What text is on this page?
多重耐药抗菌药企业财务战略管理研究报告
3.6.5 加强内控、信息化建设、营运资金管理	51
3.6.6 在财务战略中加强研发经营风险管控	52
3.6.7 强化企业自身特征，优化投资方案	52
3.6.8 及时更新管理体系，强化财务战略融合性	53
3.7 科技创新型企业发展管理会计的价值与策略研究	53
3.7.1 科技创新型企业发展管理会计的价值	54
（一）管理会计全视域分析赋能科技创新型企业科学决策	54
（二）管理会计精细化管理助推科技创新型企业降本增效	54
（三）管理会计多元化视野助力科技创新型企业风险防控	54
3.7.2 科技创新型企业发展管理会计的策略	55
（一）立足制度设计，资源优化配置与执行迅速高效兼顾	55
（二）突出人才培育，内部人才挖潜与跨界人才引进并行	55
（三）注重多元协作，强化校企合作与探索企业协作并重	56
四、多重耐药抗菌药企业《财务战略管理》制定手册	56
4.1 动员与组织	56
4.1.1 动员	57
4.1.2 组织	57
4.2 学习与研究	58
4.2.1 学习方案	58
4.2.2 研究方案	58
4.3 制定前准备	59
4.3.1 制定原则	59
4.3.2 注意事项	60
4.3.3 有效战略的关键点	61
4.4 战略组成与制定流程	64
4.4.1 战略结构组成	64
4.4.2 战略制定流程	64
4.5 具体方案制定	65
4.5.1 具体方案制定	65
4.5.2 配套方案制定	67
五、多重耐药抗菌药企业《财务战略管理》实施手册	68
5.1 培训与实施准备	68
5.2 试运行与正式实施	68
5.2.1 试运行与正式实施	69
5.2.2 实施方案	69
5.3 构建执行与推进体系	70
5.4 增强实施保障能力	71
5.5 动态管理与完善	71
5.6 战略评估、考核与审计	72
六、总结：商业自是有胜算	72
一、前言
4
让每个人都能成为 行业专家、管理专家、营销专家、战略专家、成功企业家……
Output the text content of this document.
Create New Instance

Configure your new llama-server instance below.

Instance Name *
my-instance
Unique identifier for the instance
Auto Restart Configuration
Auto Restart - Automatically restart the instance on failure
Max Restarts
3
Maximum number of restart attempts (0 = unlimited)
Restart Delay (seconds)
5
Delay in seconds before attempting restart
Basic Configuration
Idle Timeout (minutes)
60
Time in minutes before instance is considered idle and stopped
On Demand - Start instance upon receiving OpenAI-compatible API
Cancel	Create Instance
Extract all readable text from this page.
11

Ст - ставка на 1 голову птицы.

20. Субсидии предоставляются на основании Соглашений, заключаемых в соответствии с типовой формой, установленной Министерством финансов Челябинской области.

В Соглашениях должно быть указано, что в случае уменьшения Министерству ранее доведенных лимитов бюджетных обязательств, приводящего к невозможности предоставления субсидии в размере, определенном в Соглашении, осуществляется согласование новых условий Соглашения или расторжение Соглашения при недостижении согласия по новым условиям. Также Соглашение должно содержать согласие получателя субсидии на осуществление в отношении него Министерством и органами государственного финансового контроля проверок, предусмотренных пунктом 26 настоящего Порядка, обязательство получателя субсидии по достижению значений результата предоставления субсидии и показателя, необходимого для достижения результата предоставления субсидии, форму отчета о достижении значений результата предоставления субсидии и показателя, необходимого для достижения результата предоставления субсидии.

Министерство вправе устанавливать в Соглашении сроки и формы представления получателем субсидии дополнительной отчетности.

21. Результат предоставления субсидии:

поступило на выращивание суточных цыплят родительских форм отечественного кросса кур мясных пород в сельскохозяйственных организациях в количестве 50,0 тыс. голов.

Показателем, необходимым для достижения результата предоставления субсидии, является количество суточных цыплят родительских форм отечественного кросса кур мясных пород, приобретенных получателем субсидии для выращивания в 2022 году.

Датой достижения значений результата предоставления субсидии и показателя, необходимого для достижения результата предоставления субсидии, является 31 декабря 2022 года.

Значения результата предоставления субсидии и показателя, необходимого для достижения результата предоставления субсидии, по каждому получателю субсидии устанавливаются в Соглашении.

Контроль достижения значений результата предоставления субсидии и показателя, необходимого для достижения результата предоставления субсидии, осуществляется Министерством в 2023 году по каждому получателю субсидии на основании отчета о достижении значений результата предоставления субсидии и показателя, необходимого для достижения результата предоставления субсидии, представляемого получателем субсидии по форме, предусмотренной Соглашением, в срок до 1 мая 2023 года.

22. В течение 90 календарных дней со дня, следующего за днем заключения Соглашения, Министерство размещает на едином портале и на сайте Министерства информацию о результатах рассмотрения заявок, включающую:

_EXERCISE GOAL_
In the records above, find each line holding "родительских" and copy it.

_WORKED ANSWER_
поступило на выращивание суточных цыплят родительских форм отечественного кросса кур мясных пород в сельскохозяйственных организациях в количестве 50,0 тыс. голов.
Показателем, необходимым для достижения результата предоставления субсидии, является количество суточных цыплят родительских форм отечественного кросса кур мясных пород, приобретенных получателем субсидии для выращивания в 2022 году.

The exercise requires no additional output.